**What is expected:** Each line in the entries below that holds the string "行政文書ファイル管理" is to be listed.

**The records:**
.....
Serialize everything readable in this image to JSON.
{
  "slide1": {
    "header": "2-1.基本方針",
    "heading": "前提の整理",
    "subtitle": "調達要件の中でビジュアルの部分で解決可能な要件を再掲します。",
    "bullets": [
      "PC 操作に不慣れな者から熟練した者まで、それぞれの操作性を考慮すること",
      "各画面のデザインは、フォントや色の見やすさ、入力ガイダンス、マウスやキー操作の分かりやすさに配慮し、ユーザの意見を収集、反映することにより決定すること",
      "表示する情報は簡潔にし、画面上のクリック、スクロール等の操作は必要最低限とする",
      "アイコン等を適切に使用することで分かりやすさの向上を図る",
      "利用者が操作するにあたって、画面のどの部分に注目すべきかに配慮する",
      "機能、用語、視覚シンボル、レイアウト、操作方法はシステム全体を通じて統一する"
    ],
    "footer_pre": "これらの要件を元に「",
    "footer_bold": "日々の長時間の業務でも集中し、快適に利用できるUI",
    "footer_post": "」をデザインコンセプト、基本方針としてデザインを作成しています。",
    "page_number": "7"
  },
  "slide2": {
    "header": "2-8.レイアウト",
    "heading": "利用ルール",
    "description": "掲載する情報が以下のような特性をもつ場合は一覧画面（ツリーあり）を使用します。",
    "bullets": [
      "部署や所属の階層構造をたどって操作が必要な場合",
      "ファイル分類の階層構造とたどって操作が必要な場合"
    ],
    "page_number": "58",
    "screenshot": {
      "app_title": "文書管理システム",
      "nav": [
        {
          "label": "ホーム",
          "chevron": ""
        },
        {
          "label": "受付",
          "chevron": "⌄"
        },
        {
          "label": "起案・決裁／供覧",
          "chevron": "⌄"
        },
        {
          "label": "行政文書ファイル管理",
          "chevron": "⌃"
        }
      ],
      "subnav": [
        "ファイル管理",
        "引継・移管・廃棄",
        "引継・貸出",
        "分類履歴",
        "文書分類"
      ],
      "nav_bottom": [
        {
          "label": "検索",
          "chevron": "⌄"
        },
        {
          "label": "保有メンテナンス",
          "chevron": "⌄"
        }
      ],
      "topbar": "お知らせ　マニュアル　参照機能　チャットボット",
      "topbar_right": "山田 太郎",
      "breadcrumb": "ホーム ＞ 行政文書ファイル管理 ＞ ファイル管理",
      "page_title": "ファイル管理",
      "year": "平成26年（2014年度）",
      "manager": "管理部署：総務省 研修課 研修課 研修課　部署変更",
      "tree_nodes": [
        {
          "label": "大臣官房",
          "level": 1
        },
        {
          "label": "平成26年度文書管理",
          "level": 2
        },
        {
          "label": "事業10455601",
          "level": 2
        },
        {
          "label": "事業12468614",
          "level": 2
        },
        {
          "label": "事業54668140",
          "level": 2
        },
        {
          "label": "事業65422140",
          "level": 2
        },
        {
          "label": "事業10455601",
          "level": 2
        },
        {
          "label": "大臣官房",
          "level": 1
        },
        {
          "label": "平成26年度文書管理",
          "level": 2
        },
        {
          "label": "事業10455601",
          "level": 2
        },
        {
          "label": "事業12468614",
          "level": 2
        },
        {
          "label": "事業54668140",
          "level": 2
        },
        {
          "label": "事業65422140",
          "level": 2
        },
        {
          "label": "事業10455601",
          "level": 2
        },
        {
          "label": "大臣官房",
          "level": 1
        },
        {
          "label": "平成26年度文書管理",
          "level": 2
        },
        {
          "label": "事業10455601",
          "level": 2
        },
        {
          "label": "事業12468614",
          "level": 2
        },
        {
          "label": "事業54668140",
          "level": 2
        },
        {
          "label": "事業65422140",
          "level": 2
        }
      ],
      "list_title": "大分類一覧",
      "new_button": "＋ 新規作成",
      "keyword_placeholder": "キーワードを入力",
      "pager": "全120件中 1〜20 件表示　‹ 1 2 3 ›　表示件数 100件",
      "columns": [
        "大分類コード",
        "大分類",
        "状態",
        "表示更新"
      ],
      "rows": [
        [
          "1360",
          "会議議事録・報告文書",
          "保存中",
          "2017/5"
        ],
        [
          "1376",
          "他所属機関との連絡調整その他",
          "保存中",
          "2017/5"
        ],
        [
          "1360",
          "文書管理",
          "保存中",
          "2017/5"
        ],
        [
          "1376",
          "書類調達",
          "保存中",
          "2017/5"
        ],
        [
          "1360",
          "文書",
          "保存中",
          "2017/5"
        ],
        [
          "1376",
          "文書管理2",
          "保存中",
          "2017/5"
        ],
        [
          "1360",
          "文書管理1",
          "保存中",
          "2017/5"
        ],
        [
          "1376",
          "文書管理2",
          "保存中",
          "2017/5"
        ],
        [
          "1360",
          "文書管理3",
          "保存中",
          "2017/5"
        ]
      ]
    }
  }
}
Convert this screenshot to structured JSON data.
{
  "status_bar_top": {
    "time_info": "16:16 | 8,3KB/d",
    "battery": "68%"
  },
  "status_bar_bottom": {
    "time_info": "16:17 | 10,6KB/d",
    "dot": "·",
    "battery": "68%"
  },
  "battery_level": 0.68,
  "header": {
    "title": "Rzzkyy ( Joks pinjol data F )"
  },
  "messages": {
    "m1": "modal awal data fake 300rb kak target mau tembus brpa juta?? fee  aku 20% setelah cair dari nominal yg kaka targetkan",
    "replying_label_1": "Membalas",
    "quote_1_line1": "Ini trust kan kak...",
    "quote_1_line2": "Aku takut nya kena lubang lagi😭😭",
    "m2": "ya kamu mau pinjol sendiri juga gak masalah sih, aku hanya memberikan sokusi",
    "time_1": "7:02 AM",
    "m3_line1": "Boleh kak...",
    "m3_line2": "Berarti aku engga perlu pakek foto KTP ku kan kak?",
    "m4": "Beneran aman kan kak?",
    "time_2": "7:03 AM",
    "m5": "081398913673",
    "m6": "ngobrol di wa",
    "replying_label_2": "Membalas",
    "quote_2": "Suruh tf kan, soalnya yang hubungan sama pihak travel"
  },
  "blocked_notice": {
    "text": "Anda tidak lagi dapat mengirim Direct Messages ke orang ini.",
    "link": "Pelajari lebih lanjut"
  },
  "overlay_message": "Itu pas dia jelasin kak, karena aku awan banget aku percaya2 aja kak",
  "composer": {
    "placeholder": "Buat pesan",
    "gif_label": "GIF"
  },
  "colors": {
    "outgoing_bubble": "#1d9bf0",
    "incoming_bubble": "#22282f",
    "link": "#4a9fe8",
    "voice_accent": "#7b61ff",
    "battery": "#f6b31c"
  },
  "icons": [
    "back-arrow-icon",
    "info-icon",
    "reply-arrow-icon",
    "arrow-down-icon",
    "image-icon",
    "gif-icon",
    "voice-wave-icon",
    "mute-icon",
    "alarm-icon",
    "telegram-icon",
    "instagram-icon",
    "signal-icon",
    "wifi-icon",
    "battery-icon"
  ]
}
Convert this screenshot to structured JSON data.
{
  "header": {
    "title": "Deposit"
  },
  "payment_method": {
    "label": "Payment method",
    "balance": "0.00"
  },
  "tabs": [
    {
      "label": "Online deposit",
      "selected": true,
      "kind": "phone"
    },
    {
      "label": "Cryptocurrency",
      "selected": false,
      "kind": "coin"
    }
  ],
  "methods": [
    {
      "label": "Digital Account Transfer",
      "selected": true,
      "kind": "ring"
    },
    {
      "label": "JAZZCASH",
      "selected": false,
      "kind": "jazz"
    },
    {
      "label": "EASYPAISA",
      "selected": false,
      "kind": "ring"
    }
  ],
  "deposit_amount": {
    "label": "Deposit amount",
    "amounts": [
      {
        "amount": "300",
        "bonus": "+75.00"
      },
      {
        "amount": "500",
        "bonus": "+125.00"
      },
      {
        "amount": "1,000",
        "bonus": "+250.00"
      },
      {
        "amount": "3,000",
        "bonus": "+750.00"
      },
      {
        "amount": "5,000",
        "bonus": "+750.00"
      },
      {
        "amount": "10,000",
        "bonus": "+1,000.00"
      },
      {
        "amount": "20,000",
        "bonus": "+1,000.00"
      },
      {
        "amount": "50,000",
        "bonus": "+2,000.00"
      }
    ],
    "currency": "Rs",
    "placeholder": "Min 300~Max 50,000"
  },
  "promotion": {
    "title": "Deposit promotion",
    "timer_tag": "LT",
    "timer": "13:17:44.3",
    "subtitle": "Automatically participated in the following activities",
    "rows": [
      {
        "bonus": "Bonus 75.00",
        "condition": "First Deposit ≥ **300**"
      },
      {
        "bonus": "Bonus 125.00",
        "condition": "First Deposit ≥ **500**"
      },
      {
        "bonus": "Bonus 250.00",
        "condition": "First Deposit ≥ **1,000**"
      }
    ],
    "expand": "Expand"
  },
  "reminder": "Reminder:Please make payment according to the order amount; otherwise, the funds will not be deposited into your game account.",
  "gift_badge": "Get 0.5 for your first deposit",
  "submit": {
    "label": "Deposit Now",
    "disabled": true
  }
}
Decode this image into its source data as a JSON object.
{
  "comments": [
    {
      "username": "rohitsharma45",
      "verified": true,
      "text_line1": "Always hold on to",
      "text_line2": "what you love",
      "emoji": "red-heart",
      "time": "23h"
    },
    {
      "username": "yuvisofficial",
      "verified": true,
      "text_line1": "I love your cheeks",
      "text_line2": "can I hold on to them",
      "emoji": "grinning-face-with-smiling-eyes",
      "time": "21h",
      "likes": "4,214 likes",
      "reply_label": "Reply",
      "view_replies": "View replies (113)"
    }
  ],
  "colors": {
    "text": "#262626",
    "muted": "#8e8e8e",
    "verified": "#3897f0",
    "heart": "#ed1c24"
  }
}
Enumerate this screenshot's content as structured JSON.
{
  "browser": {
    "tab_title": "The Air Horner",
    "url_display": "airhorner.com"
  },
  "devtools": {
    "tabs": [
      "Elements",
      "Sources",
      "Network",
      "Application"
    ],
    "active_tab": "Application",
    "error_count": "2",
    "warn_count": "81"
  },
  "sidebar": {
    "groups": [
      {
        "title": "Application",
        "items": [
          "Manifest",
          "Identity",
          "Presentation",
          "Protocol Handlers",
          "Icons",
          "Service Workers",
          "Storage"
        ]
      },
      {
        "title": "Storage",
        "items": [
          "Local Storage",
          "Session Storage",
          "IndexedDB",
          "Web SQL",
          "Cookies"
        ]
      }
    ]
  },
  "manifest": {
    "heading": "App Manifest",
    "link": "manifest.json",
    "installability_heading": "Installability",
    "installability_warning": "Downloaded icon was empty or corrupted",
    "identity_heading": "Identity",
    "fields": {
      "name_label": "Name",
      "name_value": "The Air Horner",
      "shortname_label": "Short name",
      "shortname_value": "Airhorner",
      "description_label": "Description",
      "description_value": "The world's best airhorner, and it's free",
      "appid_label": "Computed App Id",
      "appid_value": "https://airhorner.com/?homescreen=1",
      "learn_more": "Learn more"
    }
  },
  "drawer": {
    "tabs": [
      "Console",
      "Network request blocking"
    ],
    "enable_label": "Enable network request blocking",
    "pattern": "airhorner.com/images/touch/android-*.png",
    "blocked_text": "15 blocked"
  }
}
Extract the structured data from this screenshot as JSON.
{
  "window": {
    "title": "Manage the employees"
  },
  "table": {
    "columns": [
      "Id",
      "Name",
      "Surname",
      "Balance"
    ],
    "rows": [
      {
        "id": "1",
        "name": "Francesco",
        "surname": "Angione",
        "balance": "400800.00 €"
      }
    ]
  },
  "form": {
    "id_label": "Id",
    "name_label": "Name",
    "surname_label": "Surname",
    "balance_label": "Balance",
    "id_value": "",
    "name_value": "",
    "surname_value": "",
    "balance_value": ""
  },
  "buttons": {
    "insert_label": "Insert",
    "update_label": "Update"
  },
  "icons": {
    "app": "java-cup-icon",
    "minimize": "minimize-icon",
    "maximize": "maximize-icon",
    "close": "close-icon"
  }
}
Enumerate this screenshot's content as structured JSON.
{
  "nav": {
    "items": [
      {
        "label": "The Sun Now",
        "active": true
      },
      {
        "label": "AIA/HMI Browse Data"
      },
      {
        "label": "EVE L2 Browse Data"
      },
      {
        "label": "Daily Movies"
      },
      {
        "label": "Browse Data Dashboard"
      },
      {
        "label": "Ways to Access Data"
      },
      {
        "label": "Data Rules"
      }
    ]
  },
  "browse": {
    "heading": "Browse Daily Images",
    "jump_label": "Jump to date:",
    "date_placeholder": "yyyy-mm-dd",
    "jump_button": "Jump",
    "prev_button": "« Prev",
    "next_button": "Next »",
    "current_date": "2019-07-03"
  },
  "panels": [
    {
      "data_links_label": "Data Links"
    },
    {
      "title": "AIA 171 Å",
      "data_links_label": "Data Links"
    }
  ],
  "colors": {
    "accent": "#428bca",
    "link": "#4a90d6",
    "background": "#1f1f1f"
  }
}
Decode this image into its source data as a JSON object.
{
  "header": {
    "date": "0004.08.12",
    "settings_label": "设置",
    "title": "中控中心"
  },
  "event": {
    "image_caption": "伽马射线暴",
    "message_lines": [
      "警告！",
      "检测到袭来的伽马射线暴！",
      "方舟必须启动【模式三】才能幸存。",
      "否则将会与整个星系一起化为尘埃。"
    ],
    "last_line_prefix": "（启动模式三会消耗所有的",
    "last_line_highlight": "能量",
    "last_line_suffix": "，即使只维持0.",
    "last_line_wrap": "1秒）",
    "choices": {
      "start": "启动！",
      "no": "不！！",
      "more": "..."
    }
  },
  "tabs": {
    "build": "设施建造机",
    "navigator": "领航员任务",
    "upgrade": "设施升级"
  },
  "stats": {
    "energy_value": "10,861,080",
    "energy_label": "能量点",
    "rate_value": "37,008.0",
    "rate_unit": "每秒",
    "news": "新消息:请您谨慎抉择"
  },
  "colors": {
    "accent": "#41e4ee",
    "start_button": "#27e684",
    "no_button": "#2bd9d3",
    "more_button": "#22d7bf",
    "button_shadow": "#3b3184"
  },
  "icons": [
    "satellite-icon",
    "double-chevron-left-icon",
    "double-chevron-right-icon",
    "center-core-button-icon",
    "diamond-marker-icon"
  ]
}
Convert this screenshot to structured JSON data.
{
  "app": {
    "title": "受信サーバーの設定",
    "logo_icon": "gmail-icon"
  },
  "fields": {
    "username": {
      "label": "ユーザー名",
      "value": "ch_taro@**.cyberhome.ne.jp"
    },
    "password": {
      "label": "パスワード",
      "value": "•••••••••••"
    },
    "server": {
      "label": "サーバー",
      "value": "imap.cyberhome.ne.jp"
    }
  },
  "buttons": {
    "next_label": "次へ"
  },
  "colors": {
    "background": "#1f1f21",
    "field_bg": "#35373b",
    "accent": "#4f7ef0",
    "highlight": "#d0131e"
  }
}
.....
**Output of the exercise:**
          "label": "行政文書ファイル管理",
      "breadcrumb": "ホーム ＞ 行政文書ファイル管理 ＞ ファイル管理",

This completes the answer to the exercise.